Objective: Write out all entries word for word.

Listed entries:
[Start]
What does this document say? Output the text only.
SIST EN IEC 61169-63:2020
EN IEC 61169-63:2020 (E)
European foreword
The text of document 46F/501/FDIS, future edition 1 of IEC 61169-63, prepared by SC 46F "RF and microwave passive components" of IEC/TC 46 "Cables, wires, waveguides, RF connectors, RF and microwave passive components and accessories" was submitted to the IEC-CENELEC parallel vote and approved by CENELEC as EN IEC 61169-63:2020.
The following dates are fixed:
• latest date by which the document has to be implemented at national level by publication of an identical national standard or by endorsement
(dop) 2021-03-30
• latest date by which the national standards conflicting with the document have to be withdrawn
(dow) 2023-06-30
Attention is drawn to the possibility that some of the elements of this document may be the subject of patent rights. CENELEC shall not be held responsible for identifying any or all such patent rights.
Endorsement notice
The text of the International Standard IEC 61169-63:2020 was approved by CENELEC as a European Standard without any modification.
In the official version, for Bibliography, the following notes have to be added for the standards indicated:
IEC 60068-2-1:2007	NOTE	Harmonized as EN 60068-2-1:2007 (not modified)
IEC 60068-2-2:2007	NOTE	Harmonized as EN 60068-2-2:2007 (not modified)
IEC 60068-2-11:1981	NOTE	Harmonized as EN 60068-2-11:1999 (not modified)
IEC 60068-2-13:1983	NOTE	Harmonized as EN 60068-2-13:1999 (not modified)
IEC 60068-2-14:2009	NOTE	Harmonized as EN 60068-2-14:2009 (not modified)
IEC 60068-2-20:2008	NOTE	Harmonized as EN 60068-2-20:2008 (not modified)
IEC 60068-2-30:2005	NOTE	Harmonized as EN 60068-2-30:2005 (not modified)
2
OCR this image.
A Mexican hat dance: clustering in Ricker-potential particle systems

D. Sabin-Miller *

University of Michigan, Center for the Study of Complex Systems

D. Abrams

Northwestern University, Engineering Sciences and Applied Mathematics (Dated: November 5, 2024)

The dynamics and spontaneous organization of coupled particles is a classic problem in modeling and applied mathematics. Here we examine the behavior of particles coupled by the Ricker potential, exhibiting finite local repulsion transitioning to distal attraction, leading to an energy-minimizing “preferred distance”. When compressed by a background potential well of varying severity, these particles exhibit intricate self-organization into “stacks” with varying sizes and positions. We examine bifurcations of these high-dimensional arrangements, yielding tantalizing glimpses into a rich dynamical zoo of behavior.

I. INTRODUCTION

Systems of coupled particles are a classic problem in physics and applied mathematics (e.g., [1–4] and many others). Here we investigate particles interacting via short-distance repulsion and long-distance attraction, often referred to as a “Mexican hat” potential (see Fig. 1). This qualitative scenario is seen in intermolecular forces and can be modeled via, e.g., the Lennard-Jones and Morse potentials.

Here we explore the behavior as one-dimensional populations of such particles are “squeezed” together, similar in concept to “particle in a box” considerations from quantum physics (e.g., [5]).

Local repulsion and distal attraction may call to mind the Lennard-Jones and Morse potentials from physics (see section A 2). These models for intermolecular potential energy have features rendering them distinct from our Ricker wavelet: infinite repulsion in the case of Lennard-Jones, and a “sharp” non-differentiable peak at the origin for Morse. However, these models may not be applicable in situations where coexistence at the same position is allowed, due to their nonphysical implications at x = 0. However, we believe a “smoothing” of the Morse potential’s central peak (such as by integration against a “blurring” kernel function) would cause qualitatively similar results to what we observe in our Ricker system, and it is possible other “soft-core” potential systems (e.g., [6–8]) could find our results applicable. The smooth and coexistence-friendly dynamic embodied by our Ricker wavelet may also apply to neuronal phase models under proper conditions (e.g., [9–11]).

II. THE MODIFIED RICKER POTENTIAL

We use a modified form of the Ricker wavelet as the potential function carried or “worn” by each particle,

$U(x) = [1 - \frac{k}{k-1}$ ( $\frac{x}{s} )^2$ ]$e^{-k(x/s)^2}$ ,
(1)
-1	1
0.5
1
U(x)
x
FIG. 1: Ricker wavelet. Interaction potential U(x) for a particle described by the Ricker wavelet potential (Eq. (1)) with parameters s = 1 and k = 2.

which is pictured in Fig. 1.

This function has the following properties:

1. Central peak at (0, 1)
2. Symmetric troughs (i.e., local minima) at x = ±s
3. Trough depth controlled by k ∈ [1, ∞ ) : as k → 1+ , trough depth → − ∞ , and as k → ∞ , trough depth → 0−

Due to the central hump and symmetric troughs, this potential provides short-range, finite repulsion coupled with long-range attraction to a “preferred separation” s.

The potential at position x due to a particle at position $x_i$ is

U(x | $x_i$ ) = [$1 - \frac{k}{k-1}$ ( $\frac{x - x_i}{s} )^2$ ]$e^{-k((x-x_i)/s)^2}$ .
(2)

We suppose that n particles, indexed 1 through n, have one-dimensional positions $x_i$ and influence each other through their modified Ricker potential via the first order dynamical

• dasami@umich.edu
[End]
Response to the exercise:
What does this document say? Output the text only.
SIST EN IEC 61169-63:2020
EN IEC 61169-63:2020 (E)
European foreword
The text of document 46F/501/FDIS, future edition 1 of IEC 61169-63, prepared by SC 46F "RF and microwave passive components" of IEC/TC 46 "Cables, wires, waveguides, RF connectors, RF and microwave passive components and accessories" was submitted to the IEC-CENELEC parallel vote and approved by CENELEC as EN IEC 61169-63:2020.
The following dates are fixed:
• latest date by which the document has to be implemented at national level by publication of an identical national standard or by endorsement
(dop) 2021-03-30
• latest date by which the national standards conflicting with the document have to be withdrawn
(dow) 2023-06-30
Attention is drawn to the possibility that some of the elements of this document may be the subject of patent rights. CENELEC shall not be held responsible for identifying any or all such patent rights.
Endorsement notice
The text of the International Standard IEC 61169-63:2020 was approved by CENELEC as a European Standard without any modification.
In the official version, for Bibliography, the following notes have to be added for the standards indicated:
IEC 60068-2-1:2007	NOTE	Harmonized as EN 60068-2-1:2007 (not modified)
IEC 60068-2-2:2007	NOTE	Harmonized as EN 60068-2-2:2007 (not modified)
IEC 60068-2-11:1981	NOTE	Harmonized as EN 60068-2-11:1999 (not modified)
IEC 60068-2-13:1983	NOTE	Harmonized as EN 60068-2-13:1999 (not modified)
IEC 60068-2-14:2009	NOTE	Harmonized as EN 60068-2-14:2009 (not modified)
IEC 60068-2-20:2008	NOTE	Harmonized as EN 60068-2-20:2008 (not modified)
IEC 60068-2-30:2005	NOTE	Harmonized as EN 60068-2-30:2005 (not modified)
2
OCR this image.
A Mexican hat dance: clustering in Ricker-potential particle systems

D. Sabin-Miller *

University of Michigan, Center for the Study of Complex Systems

D. Abrams

Northwestern University, Engineering Sciences and Applied Mathematics (Dated: November 5, 2024)

The dynamics and spontaneous organization of coupled particles is a classic problem in modeling and applied mathematics. Here we examine the behavior of particles coupled by the Ricker potential, exhibiting finite local repulsion transitioning to distal attraction, leading to an energy-minimizing “preferred distance”. When compressed by a background potential well of varying severity, these particles exhibit intricate self-organization into “stacks” with varying sizes and positions. We examine bifurcations of these high-dimensional arrangements, yielding tantalizing glimpses into a rich dynamical zoo of behavior.

I. INTRODUCTION

Systems of coupled particles are a classic problem in physics and applied mathematics (e.g., [1–4] and many others). Here we investigate particles interacting via short-distance repulsion and long-distance attraction, often referred to as a “Mexican hat” potential (see Fig. 1). This qualitative scenario is seen in intermolecular forces and can be modeled via, e.g., the Lennard-Jones and Morse potentials.

Here we explore the behavior as one-dimensional populations of such particles are “squeezed” together, similar in concept to “particle in a box” considerations from quantum physics (e.g., [5]).

Local repulsion and distal attraction may call to mind the Lennard-Jones and Morse potentials from physics (see section A 2). These models for intermolecular potential energy have features rendering them distinct from our Ricker wavelet: infinite repulsion in the case of Lennard-Jones, and a “sharp” non-differentiable peak at the origin for Morse. However, these models may not be applicable in situations where coexistence at the same position is allowed, due to their nonphysical implications at x = 0. However, we believe a “smoothing” of the Morse potential’s central peak (such as by integration against a “blurring” kernel function) would cause qualitatively similar results to what we observe in our Ricker system, and it is possible other “soft-core” potential systems (e.g., [6–8]) could find our results applicable. The smooth and coexistence-friendly dynamic embodied by our Ricker wavelet may also apply to neuronal phase models under proper conditions (e.g., [9–11]).

II. THE MODIFIED RICKER POTENTIAL

We use a modified form of the Ricker wavelet as the potential function carried or “worn” by each particle,

$U(x) = [1 - \frac{k}{k-1}$ ( $\frac{x}{s} )^2$ ]$e^{-k(x/s)^2}$ ,
(1)
-1	1
0.5
1
U(x)
x
FIG. 1: Ricker wavelet. Interaction potential U(x) for a particle described by the Ricker wavelet potential (Eq. (1)) with parameters s = 1 and k = 2.

which is pictured in Fig. 1.

This function has the following properties:

1. Central peak at (0, 1)
2. Symmetric troughs (i.e., local minima) at x = ±s
3. Trough depth controlled by k ∈ [1, ∞ ) : as k → 1+ , trough depth → − ∞ , and as k → ∞ , trough depth → 0−

Due to the central hump and symmetric troughs, this potential provides short-range, finite repulsion coupled with long-range attraction to a “preferred separation” s.

The potential at position x due to a particle at position $x_i$ is

U(x | $x_i$ ) = [$1 - \frac{k}{k-1}$ ( $\frac{x - x_i}{s} )^2$ ]$e^{-k((x-x_i)/s)^2}$ .
(2)

We suppose that n particles, indexed 1 through n, have one-dimensional positions $x_i$ and influence each other through their modified Ricker potential via the first order dynamical

• dasami@umich.edu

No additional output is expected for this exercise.